* [Problem statement] Select from the records below every line that has the word "roku" in it.

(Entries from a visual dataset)
-- -- --

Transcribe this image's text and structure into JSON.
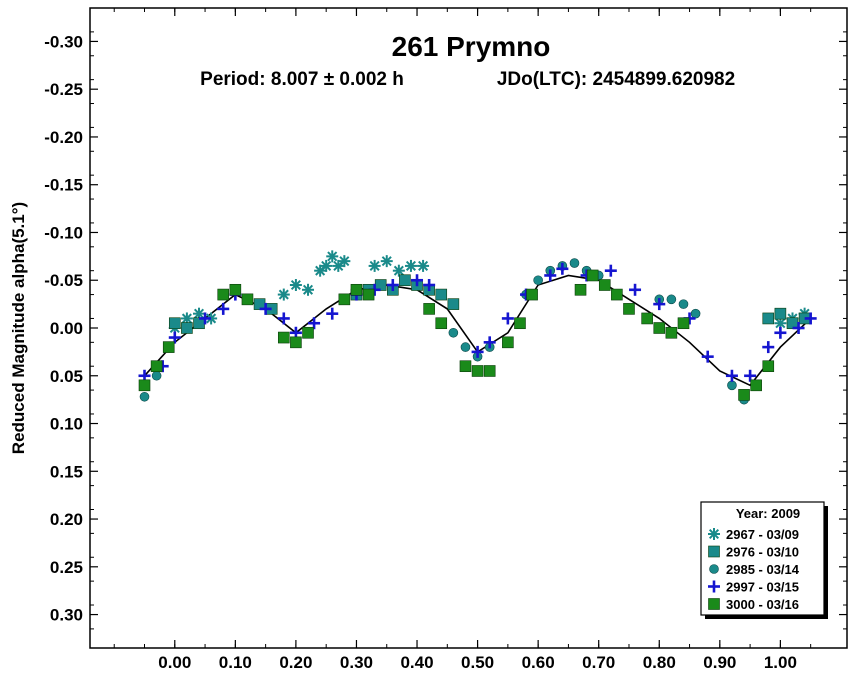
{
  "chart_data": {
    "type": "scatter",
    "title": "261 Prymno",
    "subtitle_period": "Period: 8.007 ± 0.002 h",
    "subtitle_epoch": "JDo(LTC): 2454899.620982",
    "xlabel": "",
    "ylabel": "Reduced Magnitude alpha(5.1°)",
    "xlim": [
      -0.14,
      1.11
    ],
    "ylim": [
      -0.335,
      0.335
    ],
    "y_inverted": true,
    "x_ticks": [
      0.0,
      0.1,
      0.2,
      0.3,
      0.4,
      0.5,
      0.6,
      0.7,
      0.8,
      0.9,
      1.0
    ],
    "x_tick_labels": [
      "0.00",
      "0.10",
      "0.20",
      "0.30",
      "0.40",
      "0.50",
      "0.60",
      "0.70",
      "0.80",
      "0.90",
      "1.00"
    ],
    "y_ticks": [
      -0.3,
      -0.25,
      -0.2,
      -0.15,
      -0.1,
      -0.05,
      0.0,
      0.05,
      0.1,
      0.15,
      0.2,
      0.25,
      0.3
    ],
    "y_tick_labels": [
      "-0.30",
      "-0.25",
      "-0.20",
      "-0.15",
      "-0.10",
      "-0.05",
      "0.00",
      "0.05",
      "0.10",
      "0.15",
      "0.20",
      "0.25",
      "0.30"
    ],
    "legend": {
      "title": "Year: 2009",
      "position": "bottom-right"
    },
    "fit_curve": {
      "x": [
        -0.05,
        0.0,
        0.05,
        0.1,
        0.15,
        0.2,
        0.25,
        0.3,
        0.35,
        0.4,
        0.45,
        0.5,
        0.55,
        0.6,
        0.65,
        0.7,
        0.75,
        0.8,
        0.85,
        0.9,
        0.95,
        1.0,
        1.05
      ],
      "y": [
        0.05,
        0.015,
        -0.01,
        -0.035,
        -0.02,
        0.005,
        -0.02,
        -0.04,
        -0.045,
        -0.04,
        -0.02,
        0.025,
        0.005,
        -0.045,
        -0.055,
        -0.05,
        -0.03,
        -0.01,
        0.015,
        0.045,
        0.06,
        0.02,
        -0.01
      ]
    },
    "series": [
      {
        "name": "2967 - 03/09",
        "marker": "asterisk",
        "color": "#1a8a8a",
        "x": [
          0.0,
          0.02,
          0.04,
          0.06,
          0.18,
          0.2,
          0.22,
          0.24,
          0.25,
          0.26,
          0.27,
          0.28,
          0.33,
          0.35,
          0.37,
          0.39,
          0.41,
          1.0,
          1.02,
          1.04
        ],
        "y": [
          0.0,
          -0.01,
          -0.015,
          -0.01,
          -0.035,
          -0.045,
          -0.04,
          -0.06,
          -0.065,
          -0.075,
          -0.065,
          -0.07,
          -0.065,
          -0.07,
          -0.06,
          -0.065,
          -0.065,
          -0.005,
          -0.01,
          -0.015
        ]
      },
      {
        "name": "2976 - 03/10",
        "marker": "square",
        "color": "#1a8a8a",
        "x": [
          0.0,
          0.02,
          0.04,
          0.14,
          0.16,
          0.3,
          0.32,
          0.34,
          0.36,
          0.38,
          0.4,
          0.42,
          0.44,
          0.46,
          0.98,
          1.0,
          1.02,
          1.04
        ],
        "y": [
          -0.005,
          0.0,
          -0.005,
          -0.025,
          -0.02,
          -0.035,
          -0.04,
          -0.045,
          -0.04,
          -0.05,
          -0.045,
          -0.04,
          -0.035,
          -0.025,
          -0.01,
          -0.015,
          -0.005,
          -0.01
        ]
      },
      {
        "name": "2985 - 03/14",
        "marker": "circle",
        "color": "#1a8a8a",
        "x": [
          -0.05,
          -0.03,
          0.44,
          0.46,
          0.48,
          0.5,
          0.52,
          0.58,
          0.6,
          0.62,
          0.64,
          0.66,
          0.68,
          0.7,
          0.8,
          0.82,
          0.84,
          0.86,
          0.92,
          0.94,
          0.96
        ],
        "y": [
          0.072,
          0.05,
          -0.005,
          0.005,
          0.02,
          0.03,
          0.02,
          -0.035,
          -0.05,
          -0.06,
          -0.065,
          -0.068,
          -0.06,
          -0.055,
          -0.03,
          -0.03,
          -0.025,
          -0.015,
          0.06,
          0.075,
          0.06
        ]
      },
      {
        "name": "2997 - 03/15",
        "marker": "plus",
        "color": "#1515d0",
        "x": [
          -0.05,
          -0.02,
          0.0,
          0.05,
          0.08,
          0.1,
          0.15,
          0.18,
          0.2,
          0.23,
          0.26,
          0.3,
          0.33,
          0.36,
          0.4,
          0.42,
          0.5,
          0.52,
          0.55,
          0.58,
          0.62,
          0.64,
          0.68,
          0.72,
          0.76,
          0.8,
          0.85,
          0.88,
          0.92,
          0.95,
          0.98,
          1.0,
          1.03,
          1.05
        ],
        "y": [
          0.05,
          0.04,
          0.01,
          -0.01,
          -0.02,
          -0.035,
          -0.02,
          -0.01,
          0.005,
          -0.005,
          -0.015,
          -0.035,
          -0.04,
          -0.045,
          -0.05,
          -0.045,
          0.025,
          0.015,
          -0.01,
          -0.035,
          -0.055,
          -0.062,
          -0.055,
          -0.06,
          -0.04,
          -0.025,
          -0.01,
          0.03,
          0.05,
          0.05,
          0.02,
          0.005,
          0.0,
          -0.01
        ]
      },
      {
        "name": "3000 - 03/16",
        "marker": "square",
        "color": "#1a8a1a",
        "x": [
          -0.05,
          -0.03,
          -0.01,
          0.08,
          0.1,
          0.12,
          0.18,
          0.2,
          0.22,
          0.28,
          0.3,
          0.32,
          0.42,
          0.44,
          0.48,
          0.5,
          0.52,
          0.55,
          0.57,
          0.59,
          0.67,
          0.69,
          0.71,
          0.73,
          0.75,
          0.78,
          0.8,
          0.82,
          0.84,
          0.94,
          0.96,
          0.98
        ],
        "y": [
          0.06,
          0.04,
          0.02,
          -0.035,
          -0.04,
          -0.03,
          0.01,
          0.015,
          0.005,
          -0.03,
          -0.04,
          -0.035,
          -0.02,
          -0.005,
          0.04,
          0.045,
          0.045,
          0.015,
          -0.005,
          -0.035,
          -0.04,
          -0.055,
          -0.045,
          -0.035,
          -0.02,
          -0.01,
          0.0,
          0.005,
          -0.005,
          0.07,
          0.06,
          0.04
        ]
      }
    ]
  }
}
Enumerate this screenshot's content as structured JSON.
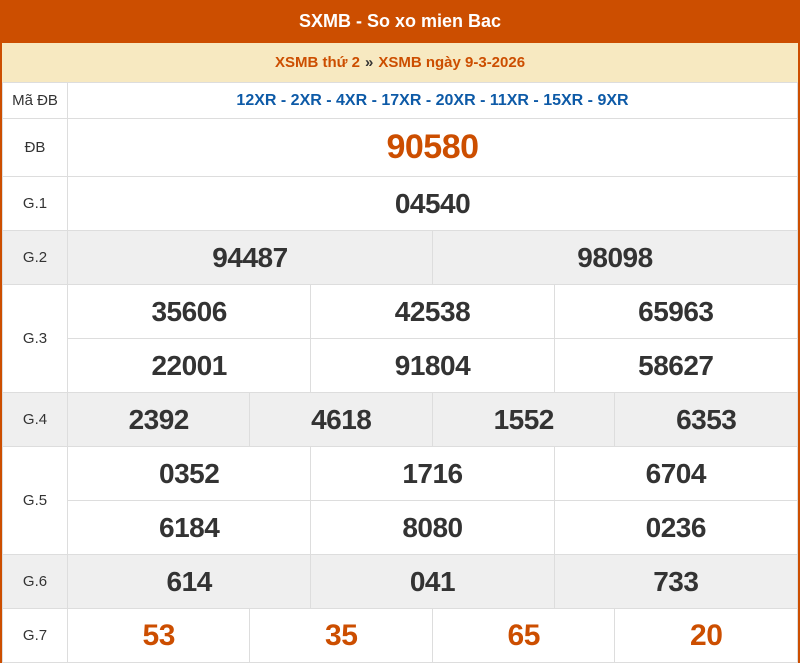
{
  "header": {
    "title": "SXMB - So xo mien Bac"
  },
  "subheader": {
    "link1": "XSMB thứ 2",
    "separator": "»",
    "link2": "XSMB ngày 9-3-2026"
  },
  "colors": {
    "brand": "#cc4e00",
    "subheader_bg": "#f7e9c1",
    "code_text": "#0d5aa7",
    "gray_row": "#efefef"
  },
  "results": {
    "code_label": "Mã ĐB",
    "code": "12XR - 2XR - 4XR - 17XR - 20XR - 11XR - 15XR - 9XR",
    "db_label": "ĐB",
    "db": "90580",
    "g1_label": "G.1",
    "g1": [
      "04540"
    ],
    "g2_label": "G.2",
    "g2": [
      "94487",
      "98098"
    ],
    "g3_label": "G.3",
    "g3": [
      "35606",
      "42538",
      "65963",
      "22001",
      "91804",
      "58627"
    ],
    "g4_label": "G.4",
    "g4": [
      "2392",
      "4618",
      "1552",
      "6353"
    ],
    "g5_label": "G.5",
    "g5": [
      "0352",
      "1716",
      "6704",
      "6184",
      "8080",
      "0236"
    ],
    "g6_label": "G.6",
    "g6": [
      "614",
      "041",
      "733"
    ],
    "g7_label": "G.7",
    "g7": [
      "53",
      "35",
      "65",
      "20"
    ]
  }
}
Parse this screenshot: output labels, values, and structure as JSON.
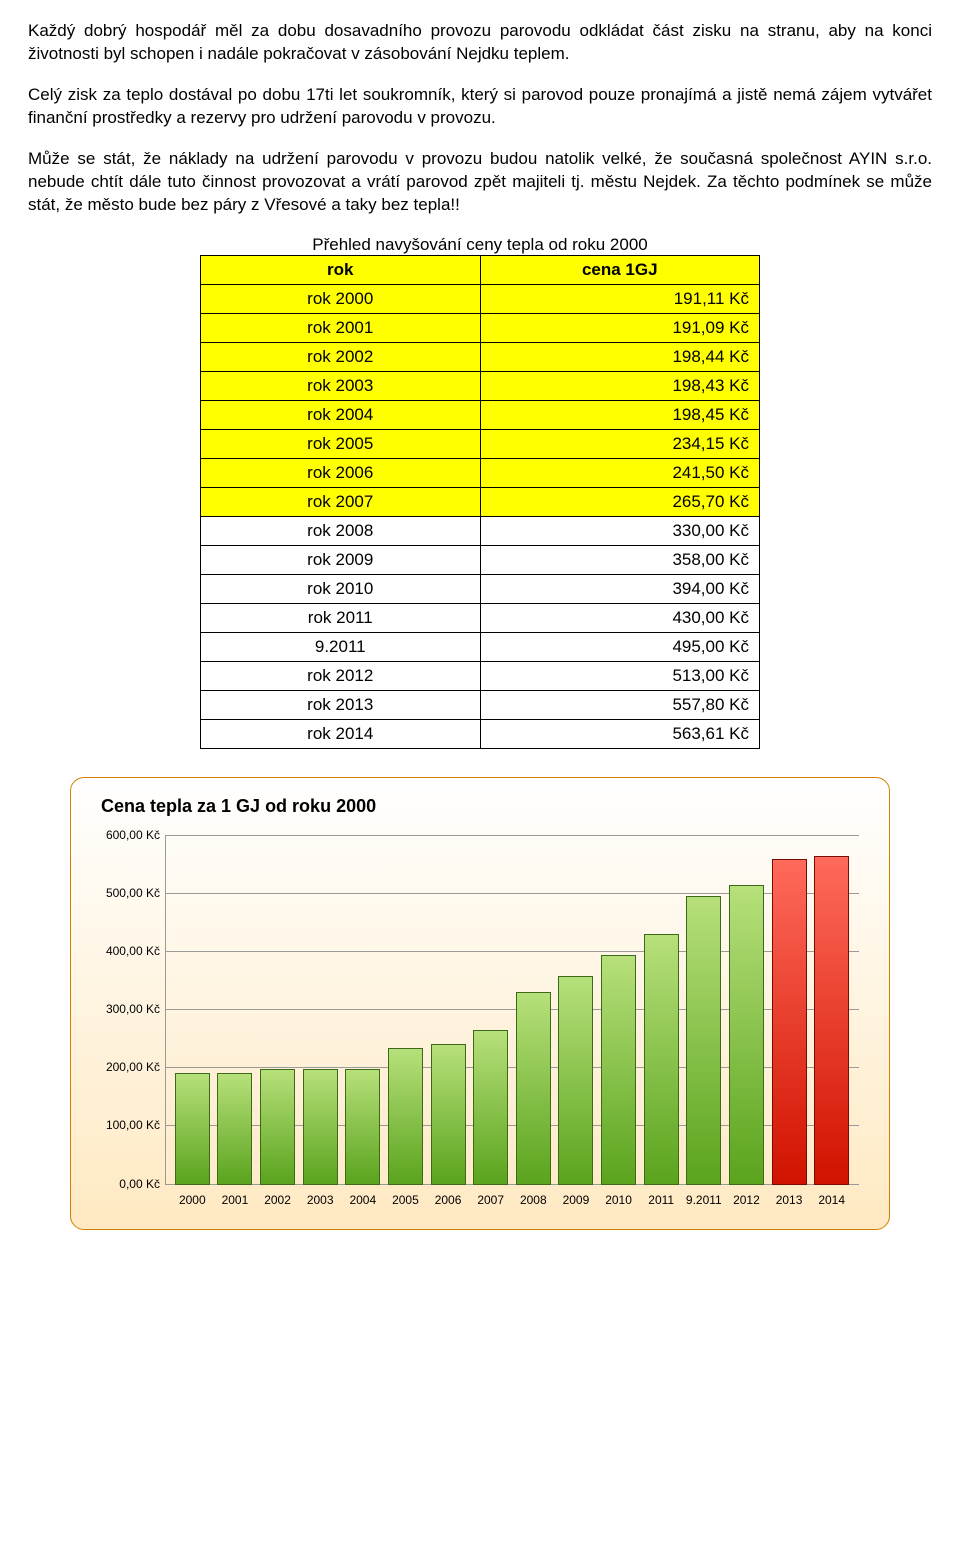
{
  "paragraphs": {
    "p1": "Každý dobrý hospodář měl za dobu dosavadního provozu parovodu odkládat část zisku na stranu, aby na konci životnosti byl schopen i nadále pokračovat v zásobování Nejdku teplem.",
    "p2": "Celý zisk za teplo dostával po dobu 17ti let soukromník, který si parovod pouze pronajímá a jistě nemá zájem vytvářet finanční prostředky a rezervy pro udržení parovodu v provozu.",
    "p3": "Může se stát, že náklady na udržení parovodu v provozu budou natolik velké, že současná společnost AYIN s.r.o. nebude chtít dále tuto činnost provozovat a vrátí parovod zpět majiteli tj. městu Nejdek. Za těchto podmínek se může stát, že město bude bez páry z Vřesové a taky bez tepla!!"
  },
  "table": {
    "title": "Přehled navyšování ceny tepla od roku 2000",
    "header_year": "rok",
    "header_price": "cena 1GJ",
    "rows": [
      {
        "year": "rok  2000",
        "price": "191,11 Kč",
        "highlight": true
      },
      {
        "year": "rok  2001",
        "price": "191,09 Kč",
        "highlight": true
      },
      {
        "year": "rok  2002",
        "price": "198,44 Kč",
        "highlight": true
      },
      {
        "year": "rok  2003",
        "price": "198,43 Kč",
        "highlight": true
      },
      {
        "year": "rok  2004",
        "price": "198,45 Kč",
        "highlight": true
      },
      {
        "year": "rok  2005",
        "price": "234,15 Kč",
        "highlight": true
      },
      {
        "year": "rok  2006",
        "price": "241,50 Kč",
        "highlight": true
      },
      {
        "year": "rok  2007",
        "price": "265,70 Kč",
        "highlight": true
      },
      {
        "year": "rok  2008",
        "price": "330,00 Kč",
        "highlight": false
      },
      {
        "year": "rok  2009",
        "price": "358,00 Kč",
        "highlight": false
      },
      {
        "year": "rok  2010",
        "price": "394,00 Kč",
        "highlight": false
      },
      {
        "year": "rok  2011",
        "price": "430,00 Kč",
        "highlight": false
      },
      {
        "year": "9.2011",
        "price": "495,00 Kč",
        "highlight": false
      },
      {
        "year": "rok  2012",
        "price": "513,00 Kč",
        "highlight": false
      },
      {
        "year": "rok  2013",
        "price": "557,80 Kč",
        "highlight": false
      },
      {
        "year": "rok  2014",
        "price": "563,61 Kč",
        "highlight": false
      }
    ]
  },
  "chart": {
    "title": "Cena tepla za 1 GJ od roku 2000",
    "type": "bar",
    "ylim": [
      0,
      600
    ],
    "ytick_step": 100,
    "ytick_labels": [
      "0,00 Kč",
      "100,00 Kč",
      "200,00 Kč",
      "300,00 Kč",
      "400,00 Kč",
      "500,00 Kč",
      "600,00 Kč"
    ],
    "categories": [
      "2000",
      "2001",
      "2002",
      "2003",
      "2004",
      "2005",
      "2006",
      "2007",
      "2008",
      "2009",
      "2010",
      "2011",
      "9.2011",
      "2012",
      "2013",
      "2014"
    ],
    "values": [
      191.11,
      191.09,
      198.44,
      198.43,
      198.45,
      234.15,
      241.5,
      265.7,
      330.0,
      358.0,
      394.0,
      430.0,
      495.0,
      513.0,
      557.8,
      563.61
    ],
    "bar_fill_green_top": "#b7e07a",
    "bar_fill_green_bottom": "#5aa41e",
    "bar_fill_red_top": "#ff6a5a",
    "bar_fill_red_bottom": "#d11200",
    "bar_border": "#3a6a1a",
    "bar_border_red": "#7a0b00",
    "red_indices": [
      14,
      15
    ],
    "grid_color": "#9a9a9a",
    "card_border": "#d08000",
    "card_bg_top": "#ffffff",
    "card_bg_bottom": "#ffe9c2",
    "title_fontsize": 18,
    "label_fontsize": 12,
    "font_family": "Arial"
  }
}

-- -- --

* [Solution below]
    "title": "Přehled navyšování ceny tepla od roku 2000",
    "title": "Cena tepla za 1 GJ od roku 2000",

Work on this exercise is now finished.